● **Written problem**
Can you write out all of the material below, word for word?
=== Supplied data ===
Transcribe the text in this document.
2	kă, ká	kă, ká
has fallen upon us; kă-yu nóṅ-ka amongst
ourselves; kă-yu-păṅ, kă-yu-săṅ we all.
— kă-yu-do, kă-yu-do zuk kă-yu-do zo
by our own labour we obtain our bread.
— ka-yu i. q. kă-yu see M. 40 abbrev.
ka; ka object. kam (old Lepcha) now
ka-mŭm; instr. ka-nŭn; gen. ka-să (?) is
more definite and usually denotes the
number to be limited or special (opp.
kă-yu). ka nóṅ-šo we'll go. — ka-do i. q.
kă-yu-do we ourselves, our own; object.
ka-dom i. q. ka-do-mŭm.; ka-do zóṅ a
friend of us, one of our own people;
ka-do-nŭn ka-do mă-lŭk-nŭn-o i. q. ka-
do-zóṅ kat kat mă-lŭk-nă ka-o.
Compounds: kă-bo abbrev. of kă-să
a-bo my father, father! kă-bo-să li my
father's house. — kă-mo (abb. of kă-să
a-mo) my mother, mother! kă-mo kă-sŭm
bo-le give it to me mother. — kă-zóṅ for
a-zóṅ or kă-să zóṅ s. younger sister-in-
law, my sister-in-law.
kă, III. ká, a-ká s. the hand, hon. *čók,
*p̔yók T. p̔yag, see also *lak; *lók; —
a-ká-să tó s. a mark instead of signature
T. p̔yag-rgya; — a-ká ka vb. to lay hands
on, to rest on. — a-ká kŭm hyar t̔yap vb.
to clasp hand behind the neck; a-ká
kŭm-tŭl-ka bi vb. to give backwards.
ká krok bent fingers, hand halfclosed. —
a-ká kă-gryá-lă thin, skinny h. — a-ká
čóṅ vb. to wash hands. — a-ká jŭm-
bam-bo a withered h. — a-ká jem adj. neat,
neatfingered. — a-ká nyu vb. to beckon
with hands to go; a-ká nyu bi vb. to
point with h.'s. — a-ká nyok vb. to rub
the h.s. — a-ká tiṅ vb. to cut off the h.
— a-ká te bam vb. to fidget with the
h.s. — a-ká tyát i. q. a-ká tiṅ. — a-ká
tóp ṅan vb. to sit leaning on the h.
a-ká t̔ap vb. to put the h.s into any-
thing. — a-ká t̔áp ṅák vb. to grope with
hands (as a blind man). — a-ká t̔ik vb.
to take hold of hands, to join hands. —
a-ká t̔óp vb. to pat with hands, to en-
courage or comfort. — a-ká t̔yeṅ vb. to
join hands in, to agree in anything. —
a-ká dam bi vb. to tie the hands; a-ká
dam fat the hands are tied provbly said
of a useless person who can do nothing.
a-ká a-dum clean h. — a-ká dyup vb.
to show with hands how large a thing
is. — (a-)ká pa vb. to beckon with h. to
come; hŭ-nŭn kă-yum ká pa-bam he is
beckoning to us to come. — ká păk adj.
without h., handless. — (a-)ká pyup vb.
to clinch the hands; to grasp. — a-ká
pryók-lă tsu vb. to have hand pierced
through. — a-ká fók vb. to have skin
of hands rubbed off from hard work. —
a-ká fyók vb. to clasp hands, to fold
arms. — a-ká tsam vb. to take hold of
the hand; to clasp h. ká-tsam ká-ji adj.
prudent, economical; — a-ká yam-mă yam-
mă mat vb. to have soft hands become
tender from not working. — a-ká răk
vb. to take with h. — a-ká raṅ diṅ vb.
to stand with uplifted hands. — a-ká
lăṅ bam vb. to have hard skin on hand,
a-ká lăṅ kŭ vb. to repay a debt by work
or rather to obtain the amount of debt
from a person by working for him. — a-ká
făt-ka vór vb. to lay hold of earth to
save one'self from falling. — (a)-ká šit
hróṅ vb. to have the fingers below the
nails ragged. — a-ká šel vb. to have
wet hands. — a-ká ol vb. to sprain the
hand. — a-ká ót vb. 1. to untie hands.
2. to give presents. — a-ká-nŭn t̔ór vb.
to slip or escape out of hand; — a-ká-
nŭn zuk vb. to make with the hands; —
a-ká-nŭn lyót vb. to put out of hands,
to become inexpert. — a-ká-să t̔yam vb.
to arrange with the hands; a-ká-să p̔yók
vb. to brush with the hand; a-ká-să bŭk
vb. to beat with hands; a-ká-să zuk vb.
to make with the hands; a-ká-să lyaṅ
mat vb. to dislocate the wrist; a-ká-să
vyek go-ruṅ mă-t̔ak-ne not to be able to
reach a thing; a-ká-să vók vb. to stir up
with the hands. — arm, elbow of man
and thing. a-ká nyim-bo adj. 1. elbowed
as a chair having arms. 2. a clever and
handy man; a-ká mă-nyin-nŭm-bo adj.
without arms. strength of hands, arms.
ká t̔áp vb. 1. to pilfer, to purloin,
===
● **Correct answer**
Transcribe the text in this document.
2	kă, ká	kă, ká
has fallen upon us; kă-yu nóṅ-ka amongst
ourselves; kă-yu-păṅ, kă-yu-săṅ we all.
— kă-yu-do, kă-yu-do zuk kă-yu-do zo
by our own labour we obtain our bread.
— ka-yu i. q. kă-yu see M. 40 abbrev.
ka; ka object. kam (old Lepcha) now
ka-mŭm; instr. ka-nŭn; gen. ka-să (?) is
more definite and usually denotes the
number to be limited or special (opp.
kă-yu). ka nóṅ-šo we'll go. — ka-do i. q.
kă-yu-do we ourselves, our own; object.
ka-dom i. q. ka-do-mŭm.; ka-do zóṅ a
friend of us, one of our own people;
ka-do-nŭn ka-do mă-lŭk-nŭn-o i. q. ka-
do-zóṅ kat kat mă-lŭk-nă ka-o.
Compounds: kă-bo abbrev. of kă-să
a-bo my father, father! kă-bo-să li my
father's house. — kă-mo (abb. of kă-să
a-mo) my mother, mother! kă-mo kă-sŭm
bo-le give it to me mother. — kă-zóṅ for
a-zóṅ or kă-să zóṅ s. younger sister-in-
law, my sister-in-law.
kă, III. ká, a-ká s. the hand, hon. *čók,
*p̔yók T. p̔yag, see also *lak; *lók; —
a-ká-să tó s. a mark instead of signature
T. p̔yag-rgya; — a-ká ka vb. to lay hands
on, to rest on. — a-ká kŭm hyar t̔yap vb.
to clasp hand behind the neck; a-ká
kŭm-tŭl-ka bi vb. to give backwards.
ká krok bent fingers, hand halfclosed. —
a-ká kă-gryá-lă thin, skinny h. — a-ká
čóṅ vb. to wash hands. — a-ká jŭm-
bam-bo a withered h. — a-ká jem adj. neat,
neatfingered. — a-ká nyu vb. to beckon
with hands to go; a-ká nyu bi vb. to
point with h.'s. — a-ká nyok vb. to rub
the h.s. — a-ká tiṅ vb. to cut off the h.
— a-ká te bam vb. to fidget with the
h.s. — a-ká tyát i. q. a-ká tiṅ. — a-ká
tóp ṅan vb. to sit leaning on the h.
a-ká t̔ap vb. to put the h.s into any-
thing. — a-ká t̔áp ṅák vb. to grope with
hands (as a blind man). — a-ká t̔ik vb.
to take hold of hands, to join hands. —
a-ká t̔óp vb. to pat with hands, to en-
courage or comfort. — a-ká t̔yeṅ vb. to
join hands in, to agree in anything. —
a-ká dam bi vb. to tie the hands; a-ká
dam fat the hands are tied provbly said
of a useless person who can do nothing.
a-ká a-dum clean h. — a-ká dyup vb.
to show with hands how large a thing
is. — (a-)ká pa vb. to beckon with h. to
come; hŭ-nŭn kă-yum ká pa-bam he is
beckoning to us to come. — ká păk adj.
without h., handless. — (a-)ká pyup vb.
to clinch the hands; to grasp. — a-ká
pryók-lă tsu vb. to have hand pierced
through. — a-ká fók vb. to have skin
of hands rubbed off from hard work. —
a-ká fyók vb. to clasp hands, to fold
arms. — a-ká tsam vb. to take hold of
the hand; to clasp h. ká-tsam ká-ji adj.
prudent, economical; — a-ká yam-mă yam-
mă mat vb. to have soft hands become
tender from not working. — a-ká răk
vb. to take with h. — a-ká raṅ diṅ vb.
to stand with uplifted hands. — a-ká
lăṅ bam vb. to have hard skin on hand,
a-ká lăṅ kŭ vb. to repay a debt by work
or rather to obtain the amount of debt
from a person by working for him. — a-ká
făt-ka vór vb. to lay hold of earth to
save one'self from falling. — (a)-ká šit
hróṅ vb. to have the fingers below the
nails ragged. — a-ká šel vb. to have
wet hands. — a-ká ol vb. to sprain the
hand. — a-ká ót vb. 1. to untie hands.
2. to give presents. — a-ká-nŭn t̔ór vb.
to slip or escape out of hand; — a-ká-
nŭn zuk vb. to make with the hands; —
a-ká-nŭn lyót vb. to put out of hands,
to become inexpert. — a-ká-să t̔yam vb.
to arrange with the hands; a-ká-să p̔yók
vb. to brush with the hand; a-ká-să bŭk
vb. to beat with hands; a-ká-să zuk vb.
to make with the hands; a-ká-să lyaṅ
mat vb. to dislocate the wrist; a-ká-să
vyek go-ruṅ mă-t̔ak-ne not to be able to
reach a thing; a-ká-să vók vb. to stir up
with the hands. — arm, elbow of man
and thing. a-ká nyim-bo adj. 1. elbowed
as a chair having arms. 2. a clever and
handy man; a-ká mă-nyin-nŭm-bo adj.
without arms. strength of hands, arms.
ká t̔áp vb. 1. to pilfer, to purloin,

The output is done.